### Task goal
Write the records below out in full, character for character, with no pictures.

### Material shown
====
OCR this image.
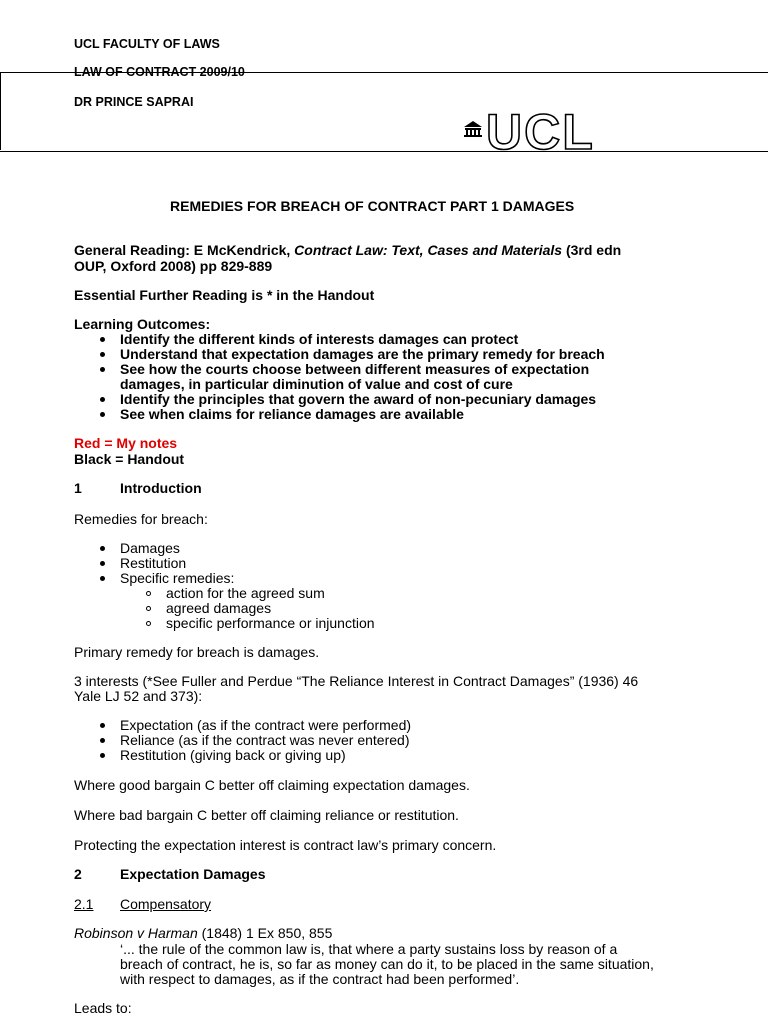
UCL FACULTY OF LAWS
LAW OF CONTRACT 2009/10
DR PRINCE SAPRAI
UCL
REMEDIES FOR BREACH OF CONTRACT PART 1 DAMAGES
General Reading: E McKendrick, Contract Law: Text, Cases and Materials (3rd edn
OUP, Oxford 2008) pp 829-889
Essential Further Reading is * in the Handout
Learning Outcomes:
Identify the different kinds of interests damages can protect
Understand that expectation damages are the primary remedy for breach
See how the courts choose between different measures of expectation
damages, in particular diminution of value and cost of cure
Identify the principles that govern the award of non-pecuniary damages
See when claims for reliance damages are available
Red = My notes
Black = Handout
1	Introduction
Remedies for breach:
Damages
Restitution
Specific remedies:
action for the agreed sum
agreed damages
specific performance or injunction
Primary remedy for breach is damages.
3 interests (*See Fuller and Perdue “The Reliance Interest in Contract Damages” (1936) 46
Yale LJ 52 and 373):
Expectation (as if the contract were performed)
Reliance (as if the contract was never entered)
Restitution (giving back or giving up)
Where good bargain C better off claiming expectation damages.
Where bad bargain C better off claiming reliance or restitution.
Protecting the expectation interest is contract law’s primary concern.
2	Expectation Damages
2.1 Compensatory
Robinson v Harman (1848) 1 Ex 850, 855
‘... the rule of the common law is, that where a party sustains loss by reason of a
breach of contract, he is, so far as money can do it, to be placed in the same situation,
with respect to damages, as if the contract had been performed’.
Leads to:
====
### Exercise output
OCR this image.
UCL FACULTY OF LAWS
LAW OF CONTRACT 2009/10
DR PRINCE SAPRAI
UCL
REMEDIES FOR BREACH OF CONTRACT PART 1 DAMAGES
General Reading: E McKendrick, Contract Law: Text, Cases and Materials (3rd edn
OUP, Oxford 2008) pp 829-889
Essential Further Reading is * in the Handout
Learning Outcomes:
Identify the different kinds of interests damages can protect
Understand that expectation damages are the primary remedy for breach
See how the courts choose between different measures of expectation
damages, in particular diminution of value and cost of cure
Identify the principles that govern the award of non-pecuniary damages
See when claims for reliance damages are available
Red = My notes
Black = Handout
1	Introduction
Remedies for breach:
Damages
Restitution
Specific remedies:
action for the agreed sum
agreed damages
specific performance or injunction
Primary remedy for breach is damages.
3 interests (*See Fuller and Perdue “The Reliance Interest in Contract Damages” (1936) 46
Yale LJ 52 and 373):
Expectation (as if the contract were performed)
Reliance (as if the contract was never entered)
Restitution (giving back or giving up)
Where good bargain C better off claiming expectation damages.
Where bad bargain C better off claiming reliance or restitution.
Protecting the expectation interest is contract law’s primary concern.
2	Expectation Damages
2.1 Compensatory
Robinson v Harman (1848) 1 Ex 850, 855
‘... the rule of the common law is, that where a party sustains loss by reason of a
breach of contract, he is, so far as money can do it, to be placed in the same situation,
with respect to damages, as if the contract had been performed’.
Leads to:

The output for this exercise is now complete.